**Problem to solve**
Search the material for the string "name", then return every line where it is found.

━━━━━━━━━━━━━━━━

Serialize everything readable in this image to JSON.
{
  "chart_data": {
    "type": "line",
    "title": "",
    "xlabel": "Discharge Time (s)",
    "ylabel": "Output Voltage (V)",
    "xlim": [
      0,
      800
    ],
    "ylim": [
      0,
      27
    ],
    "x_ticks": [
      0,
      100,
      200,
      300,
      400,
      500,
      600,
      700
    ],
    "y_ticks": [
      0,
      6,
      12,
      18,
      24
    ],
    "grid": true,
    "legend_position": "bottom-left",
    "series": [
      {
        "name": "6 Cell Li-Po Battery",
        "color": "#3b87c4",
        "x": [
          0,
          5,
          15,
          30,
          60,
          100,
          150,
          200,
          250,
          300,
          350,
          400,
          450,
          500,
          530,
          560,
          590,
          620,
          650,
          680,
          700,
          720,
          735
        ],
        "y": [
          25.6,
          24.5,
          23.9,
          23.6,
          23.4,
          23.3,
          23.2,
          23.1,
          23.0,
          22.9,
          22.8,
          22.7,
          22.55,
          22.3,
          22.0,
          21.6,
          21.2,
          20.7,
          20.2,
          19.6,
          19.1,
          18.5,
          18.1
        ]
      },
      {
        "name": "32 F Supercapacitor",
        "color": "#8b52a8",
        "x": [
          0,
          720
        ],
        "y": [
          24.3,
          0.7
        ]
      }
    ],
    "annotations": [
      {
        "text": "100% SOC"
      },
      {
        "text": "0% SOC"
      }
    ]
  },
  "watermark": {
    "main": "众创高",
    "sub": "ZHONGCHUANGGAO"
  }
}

━━━━━━━━━━━━━━━━

**Task output**
        "name": "6 Cell Li-Po Battery",
        "name": "32 F Supercapacitor",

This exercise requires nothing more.